Each line of the listing must be transcribed exactly, except for the images, which should be excluded.

-- START Entries --

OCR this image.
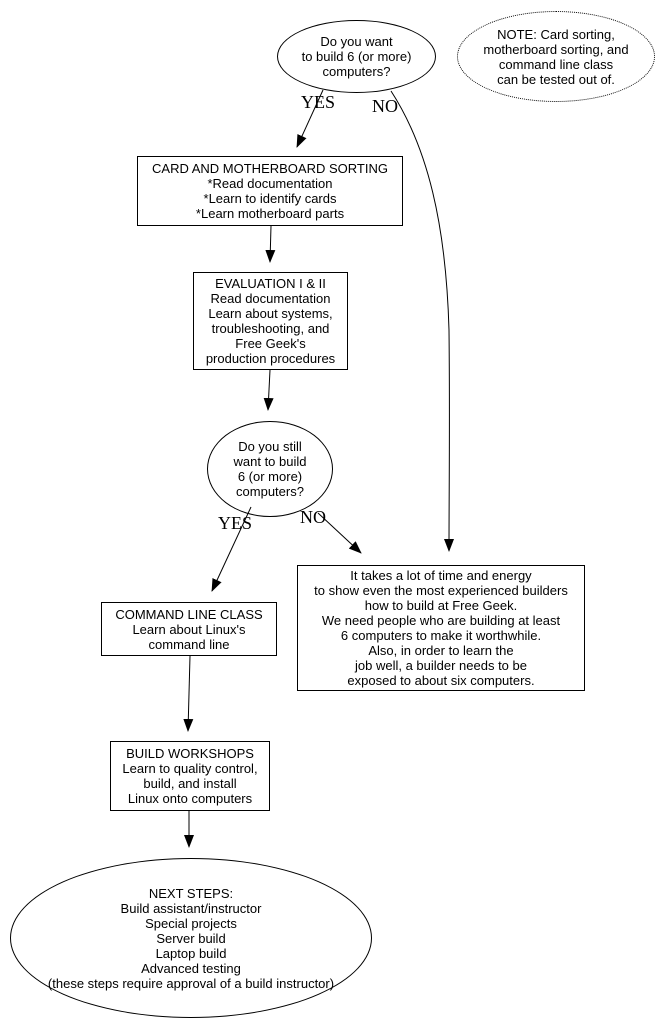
Do you want
to build 6 (or more)
computers?
NOTE: Card sorting,
motherboard sorting, and
command line class
can be tested out of.
CARD AND MOTHERBOARD SORTING
*Read documentation
*Learn to identify cards
*Learn motherboard parts
EVALUATION I & II
Read documentation
Learn about systems,
troubleshooting, and
Free Geek's
production procedures
Do you still
want to build
6 (or more)
computers?
COMMAND LINE CLASS
Learn about Linux's
command line
It takes a lot of time and energy
to show even the most experienced builders
how to build at Free Geek.
We need people who are building at least
6 computers to make it worthwhile.
Also, in order to learn the
job well, a builder needs to be
exposed to about six computers.
BUILD WORKSHOPS
Learn to quality control,
build, and install
Linux onto computers
NEXT STEPS:
Build assistant/instructor
Special projects
Server build
Laptop build
Advanced testing
(these steps require approval of a build instructor)
YES NO
YES	NO
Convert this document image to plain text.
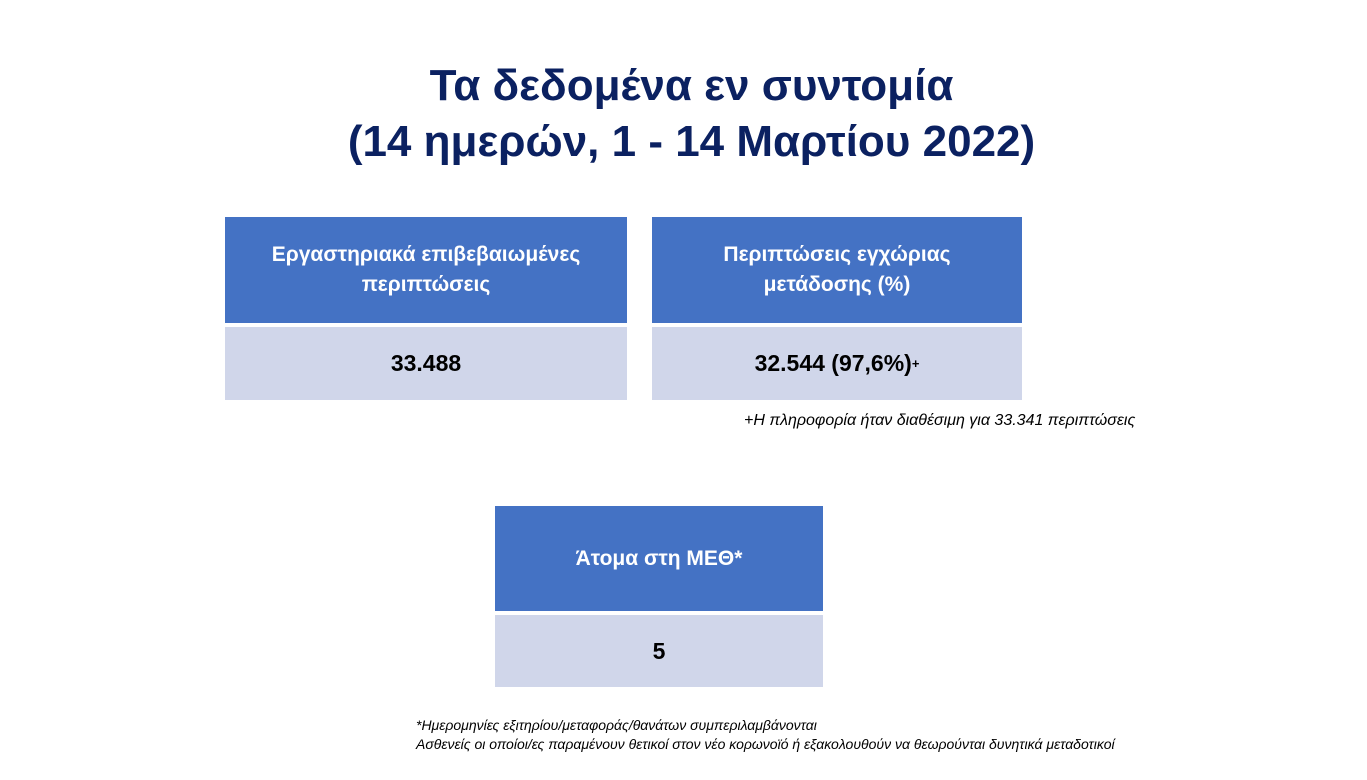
Τα δεδομένα εν συντομία
(14 ημερών, 1 - 14 Μαρτίου 2022)
Εργαστηριακά επιβεβαιωμένες περιπτώσεις
33.488
Περιπτώσεις εγχώριας μετάδοσης (%)
32.544 (97,6%) +
+Η πληροφορία ήταν διαθέσιμη για 33.341 περιπτώσεις
Άτομα στη ΜΕΘ*
5
*Ημερομηνίες εξιτηρίου/μεταφοράς/θανάτων συμπεριλαμβάνονται
Ασθενείς οι οποίοι/ες παραμένουν θετικοί στον νέο κορωνοϊό ή εξακολουθούν να θεωρούνται δυνητικά μεταδοτικοί
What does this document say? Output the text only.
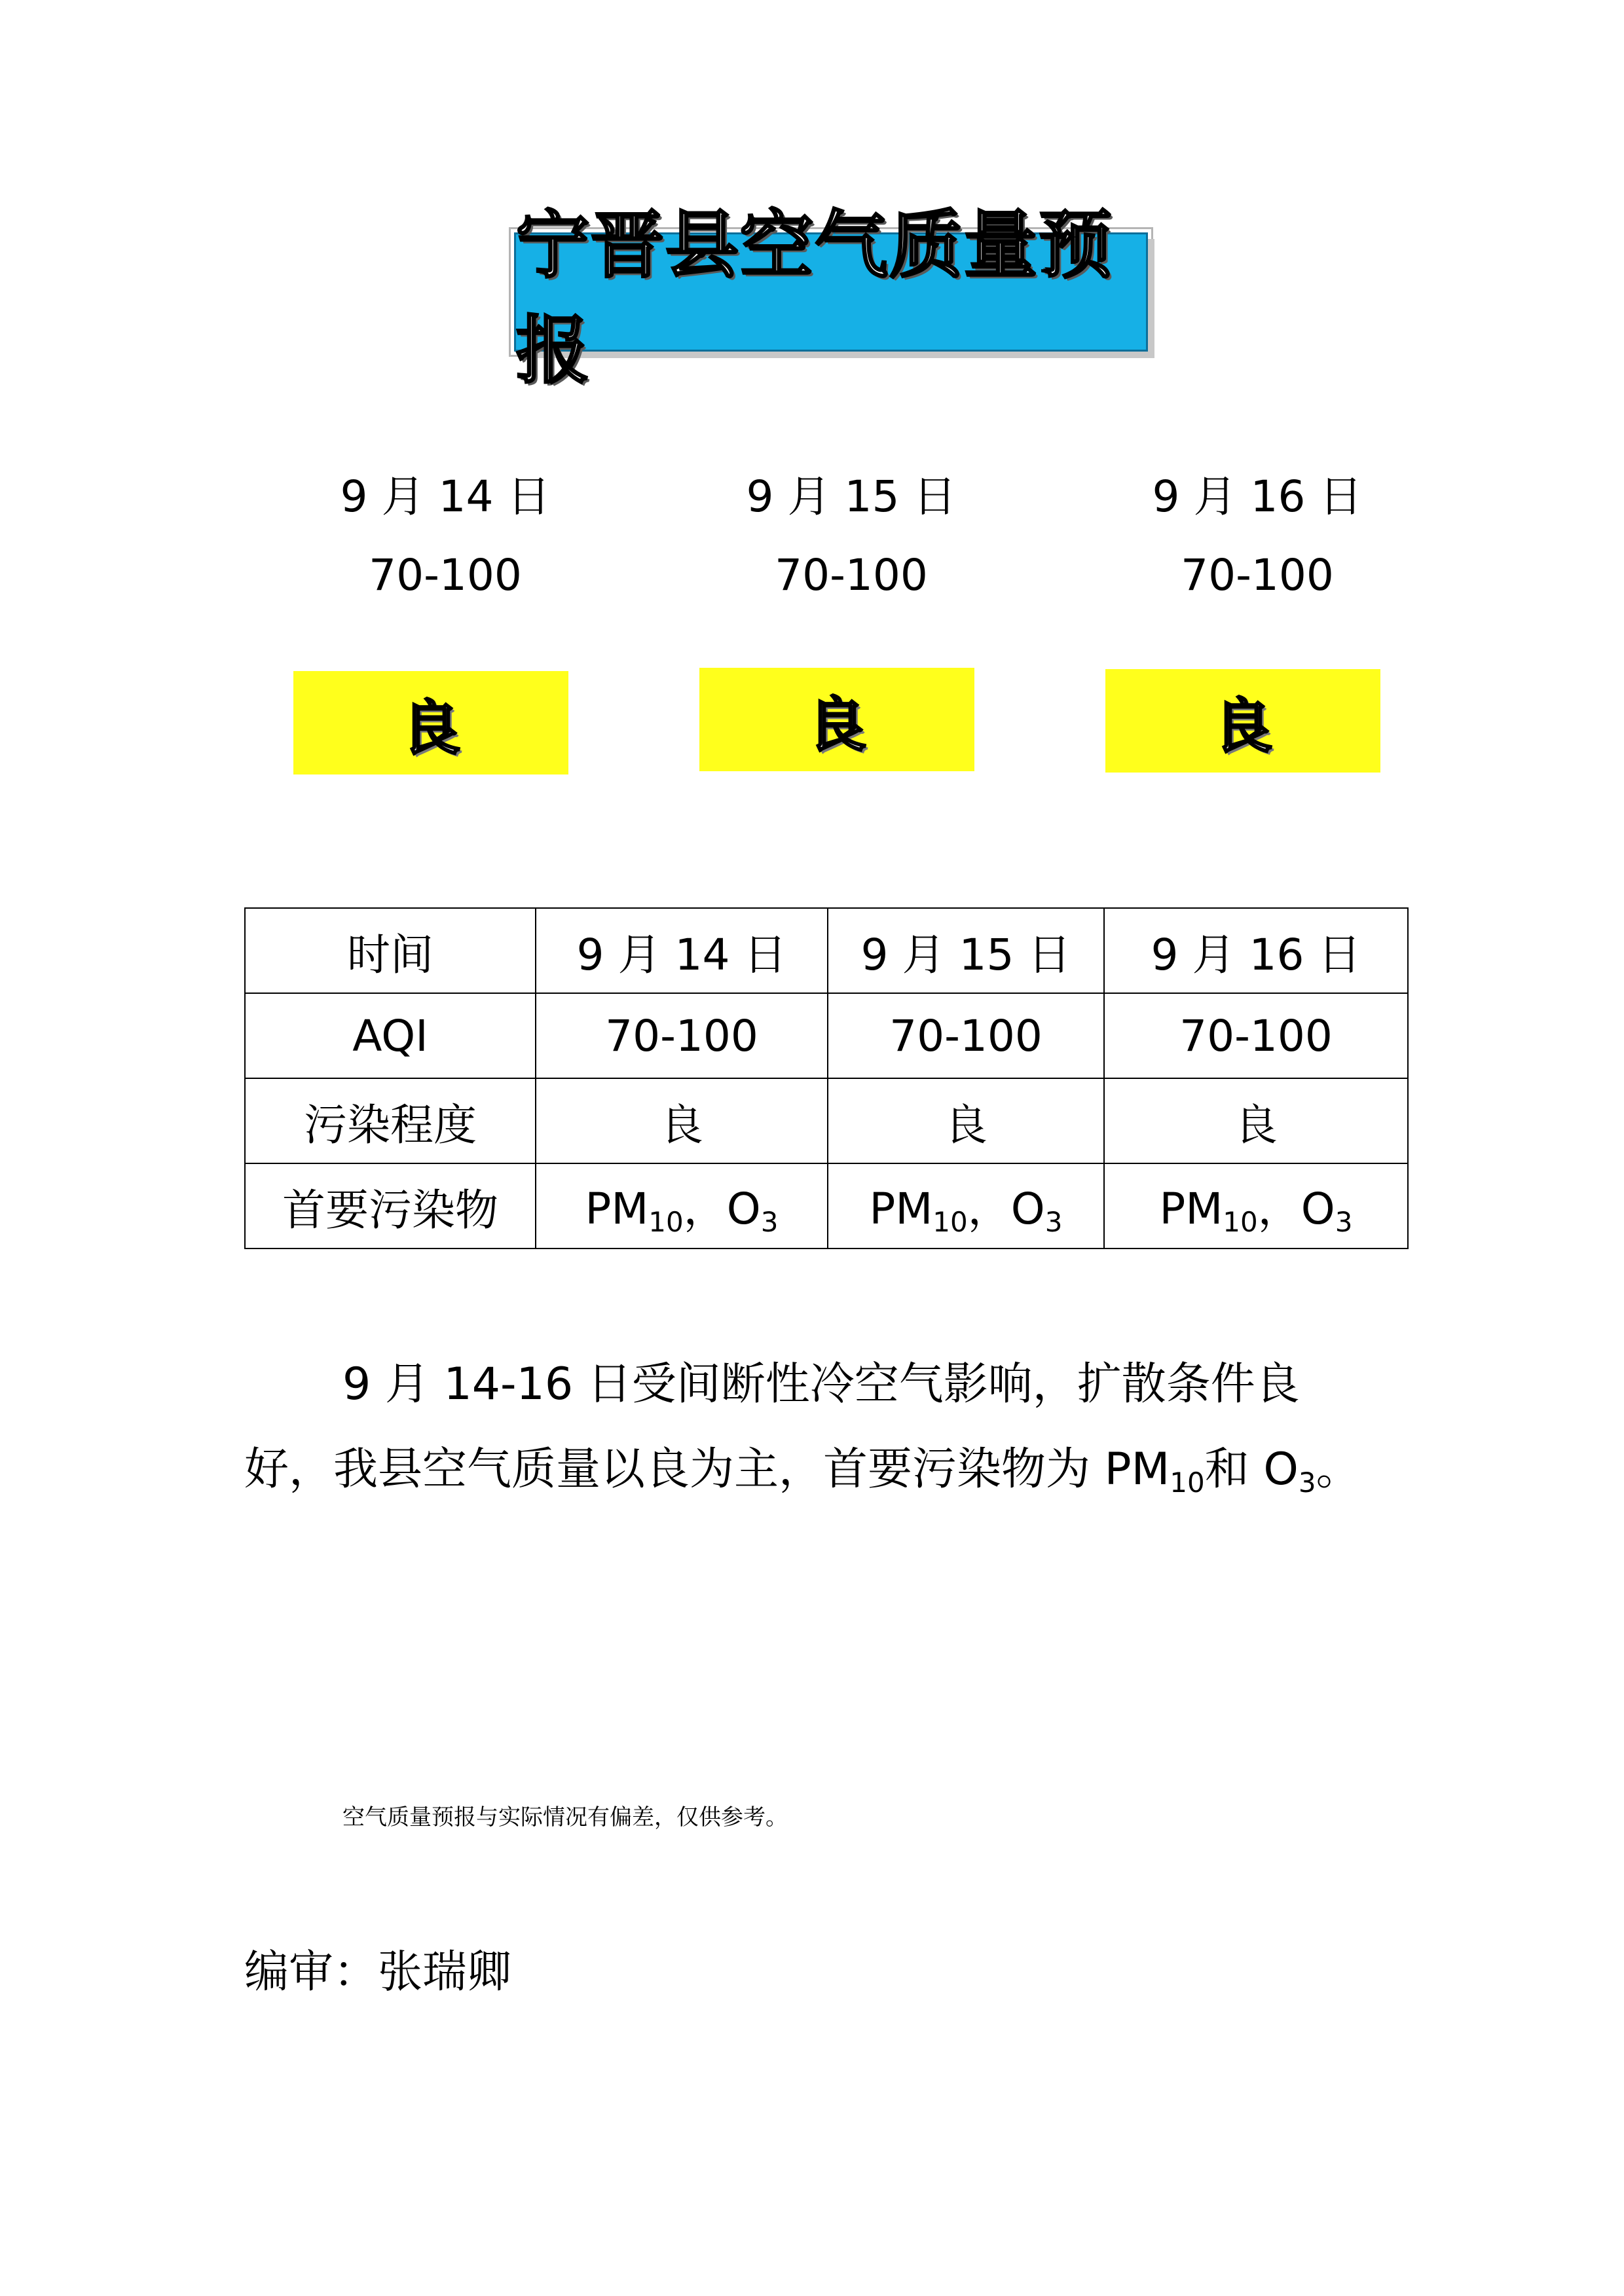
宁晋县空气质量预报
9 月 14 日
70-100
9 月 15 日
70-100
9 月 16 日
70-100
良	良	良
时间	9 月 14 日	9 月 15 日	9 月 16 日
AQI	70-100	70-100	70-100
污染程度	良	良	良
首要污染物	$PM_{10}$，$O_3$	$PM_{10}$，$O_3$	$PM_{10}$，$O_3$
9 月 14-16 日受间断性冷空气影响，扩散条件良好，我县空气质量以良为主，首要污染物为 $PM_{10}$和 $O_3$。
空气质量预报与实际情况有偏差，仅供参考。
编审：张瑞卿
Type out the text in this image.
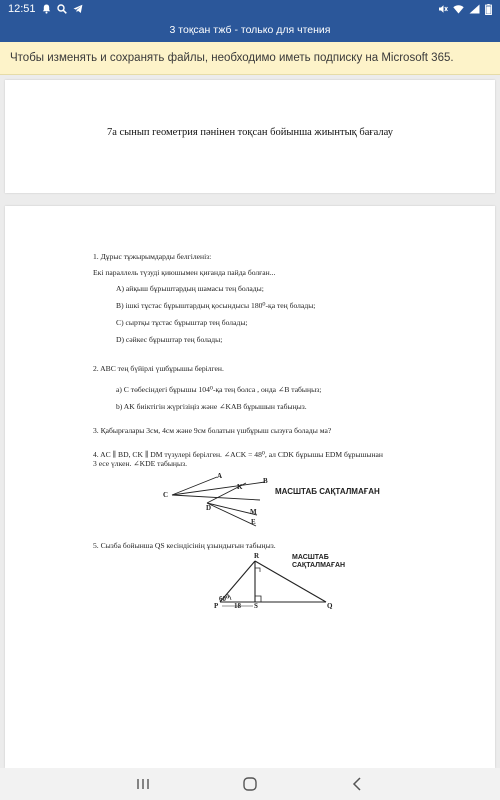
12:51
3 тоқсан тжб - только для чтения
Чтобы изменять и сохранять файлы, необходимо иметь подписку на Microsoft 365.
7а сынып геометрия пәнінен тоқсан бойынша жиынтық бағалау
1. Дұрыс тұжырымдарды белгіленіз:
Екі параллель түзуді қиюшымен қиғанда пайда болған...
A) айқыш бұрыштардың шамасы тең болады;
B) ішкі тұстас бұрыштардың қосындысы 180⁰-қа тең болады;
C) сыртқы тұстас бұрыштар тең болады;
D) сәйкес бұрыштар тең болады;
2. ABC тең бүйірлі үшбұрышы берілген.
a) C төбесіндегі бұрышы 104⁰-қа тең болса , онда ∠B табыңыз;
b) AK биіктігін жүргізіңіз және ∠KAB бұрышын табыңыз.
3. Қабырғалары 3см, 4см және 9см болатын үшбұрыш сызуға болады ма?
4. AC ∥ BD, CK ∥ DM түзулері берілген. ∠ACK = 48⁰, ал CDK бұрышы EDM бұрышынан
3 есе үлкен. ∠KDE табыңыз.
A
B
K
C
D	M
E
МАСШТАБ САҚТАЛМАҒАН
5. Сызба бойынша QS кесіндісінің ұзындығын табыңыз.
R
60⁰
P 18 S	Q
МАСШТАБ
САҚТАЛМАҒАН
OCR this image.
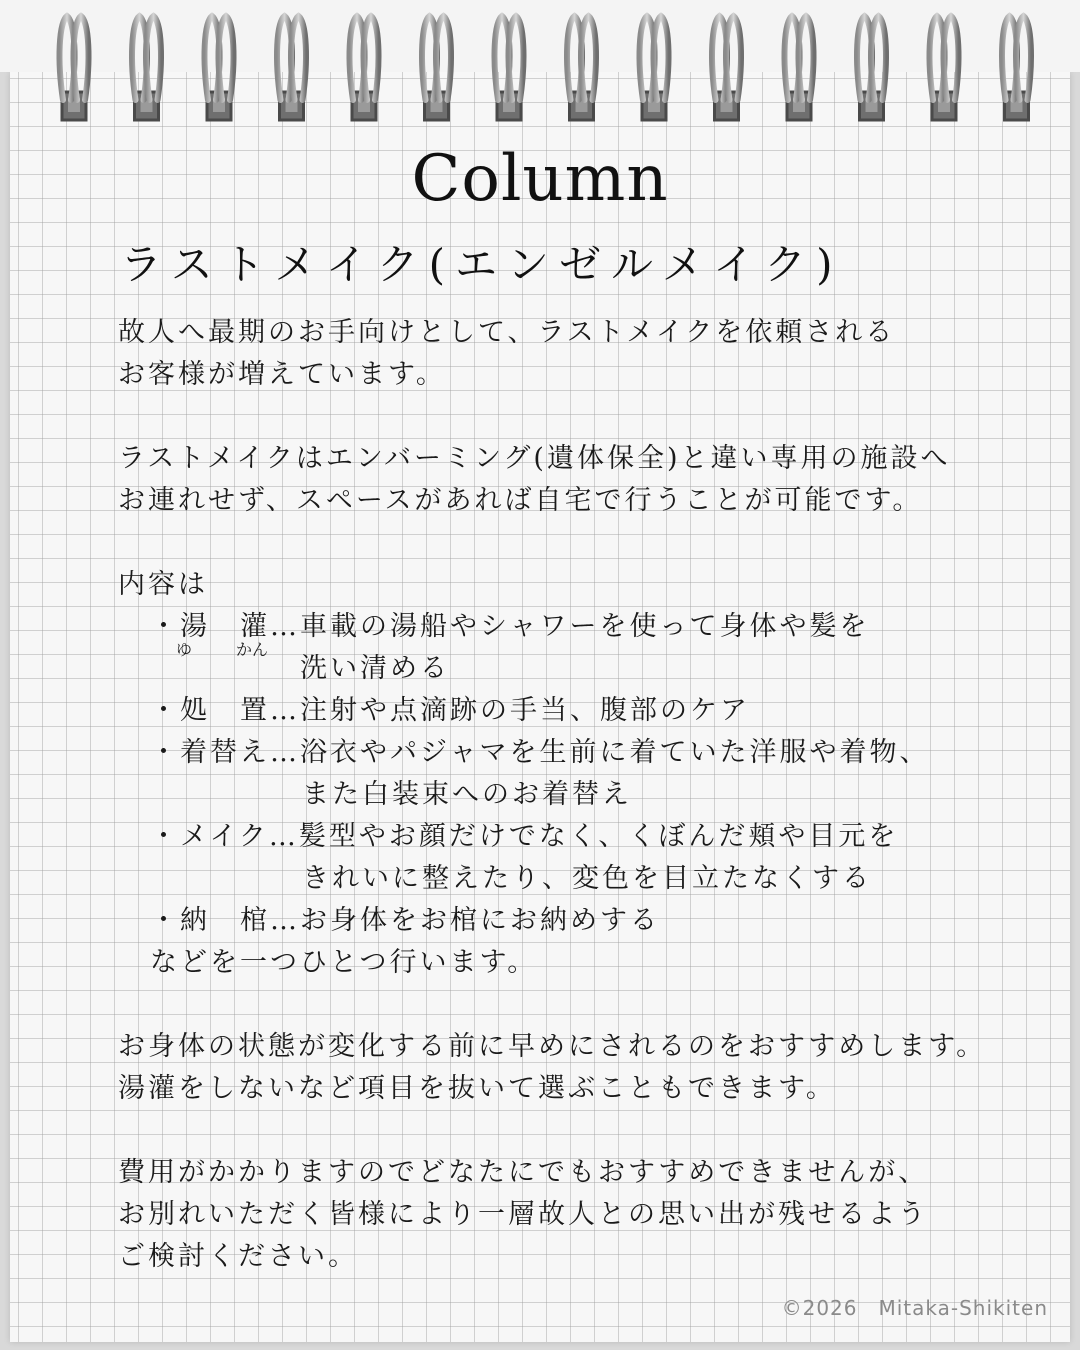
Column
ラストメイク(エンゼルメイク)
故人へ最期のお手向けとして、ラストメイクを依頼される
お客様が増えています。
ラストメイクはエンバーミング(遺体保全)と違い専用の施設へ
お連れせず、スペースがあれば自宅で行うことが可能です。
内容は
・湯　灌…車載の湯船やシャワーを使って身体や髪を
ゆ	かん
洗い清める
・処　置…注射や点滴跡の手当、腹部のケア
・着替え…浴衣やパジャマを生前に着ていた洋服や着物、
また白装束へのお着替え
・メイク…髪型やお顔だけでなく、くぼんだ頬や目元を
きれいに整えたり、変色を目立たなくする
・納　棺…お身体をお棺にお納めする
などを一つひとつ行います。
お身体の状態が変化する前に早めにされるのをおすすめします。
湯灌をしないなど項目を抜いて選ぶこともできます。
費用がかかりますのでどなたにでもおすすめできませんが、
お別れいただく皆様により一層故人との思い出が残せるよう
ご検討ください。
©2026　Mitaka-Shikiten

-- END Entries --

### Answer to this task
OCR this image.
Do you want
to build 6 (or more)
computers?
NOTE: Card sorting,
motherboard sorting, and
command line class
can be tested out of.
CARD AND MOTHERBOARD SORTING
*Read documentation
*Learn to identify cards
*Learn motherboard parts
EVALUATION I & II
Read documentation
Learn about systems,
troubleshooting, and
Free Geek's
production procedures
Do you still
want to build
6 (or more)
computers?
COMMAND LINE CLASS
Learn about Linux's
command line
It takes a lot of time and energy
to show even the most experienced builders
how to build at Free Geek.
We need people who are building at least
6 computers to make it worthwhile.
Also, in order to learn the
job well, a builder needs to be
exposed to about six computers.
BUILD WORKSHOPS
Learn to quality control,
build, and install
Linux onto computers
NEXT STEPS:
Build assistant/instructor
Special projects
Server build
Laptop build
Advanced testing
(these steps require approval of a build instructor)
YES NO
YES	NO
Convert this document image to plain text.
Τα δεδομένα εν συντομία
(14 ημερών, 1 - 14 Μαρτίου 2022)
Εργαστηριακά επιβεβαιωμένες περιπτώσεις
33.488
Περιπτώσεις εγχώριας μετάδοσης (%)
32.544 (97,6%) +
+Η πληροφορία ήταν διαθέσιμη για 33.341 περιπτώσεις
Άτομα στη ΜΕΘ*
5
*Ημερομηνίες εξιτηρίου/μεταφοράς/θανάτων συμπεριλαμβάνονται
Ασθενείς οι οποίοι/ες παραμένουν θετικοί στον νέο κορωνοϊό ή εξακολουθούν να θεωρούνται δυνητικά μεταδοτικοί
What does this document say? Output the text only.
宁晋县空气质量预报
9 月 14 日
70-100
9 月 15 日
70-100
9 月 16 日
70-100
良	良	良
时间	9 月 14 日	9 月 15 日	9 月 16 日
AQI	70-100	70-100	70-100
污染程度	良	良	良
首要污染物	$PM_{10}$，$O_3$	$PM_{10}$，$O_3$	$PM_{10}$，$O_3$
9 月 14-16 日受间断性冷空气影响，扩散条件良好，我县空气质量以良为主，首要污染物为 $PM_{10}$和 $O_3$。
空气质量预报与实际情况有偏差，仅供参考。
编审：张瑞卿
Type out the text in this image.
12:51
3 тоқсан тжб - только для чтения
Чтобы изменять и сохранять файлы, необходимо иметь подписку на Microsoft 365.
7а сынып геометрия пәнінен тоқсан бойынша жиынтық бағалау
1. Дұрыс тұжырымдарды белгіленіз:
Екі параллель түзуді қиюшымен қиғанда пайда болған...
A) айқыш бұрыштардың шамасы тең болады;
B) ішкі тұстас бұрыштардың қосындысы 180⁰-қа тең болады;
C) сыртқы тұстас бұрыштар тең болады;
D) сәйкес бұрыштар тең болады;
2. ABC тең бүйірлі үшбұрышы берілген.
a) C төбесіндегі бұрышы 104⁰-қа тең болса , онда ∠B табыңыз;
b) AK биіктігін жүргізіңіз және ∠KAB бұрышын табыңыз.
3. Қабырғалары 3см, 4см және 9см болатын үшбұрыш сызуға болады ма?
4. AC ∥ BD, CK ∥ DM түзулері берілген. ∠ACK = 48⁰, ал CDK бұрышы EDM бұрышынан
3 есе үлкен. ∠KDE табыңыз.
A
B
K
C
D	M
E
МАСШТАБ САҚТАЛМАҒАН
5. Сызба бойынша QS кесіндісінің ұзындығын табыңыз.
R
60⁰
P 18 S	Q
МАСШТАБ
САҚТАЛМАҒАН
OCR this image.
Column
ラストメイク(エンゼルメイク)
故人へ最期のお手向けとして、ラストメイクを依頼される
お客様が増えています。
ラストメイクはエンバーミング(遺体保全)と違い専用の施設へ
お連れせず、スペースがあれば自宅で行うことが可能です。
内容は
・湯　灌…車載の湯船やシャワーを使って身体や髪を
ゆ	かん
洗い清める
・処　置…注射や点滴跡の手当、腹部のケア
・着替え…浴衣やパジャマを生前に着ていた洋服や着物、
また白装束へのお着替え
・メイク…髪型やお顔だけでなく、くぼんだ頬や目元を
きれいに整えたり、変色を目立たなくする
・納　棺…お身体をお棺にお納めする
などを一つひとつ行います。
お身体の状態が変化する前に早めにされるのをおすすめします。
湯灌をしないなど項目を抜いて選ぶこともできます。
費用がかかりますのでどなたにでもおすすめできませんが、
お別れいただく皆様により一層故人との思い出が残せるよう
ご検討ください。
©2026　Mitaka-Shikiten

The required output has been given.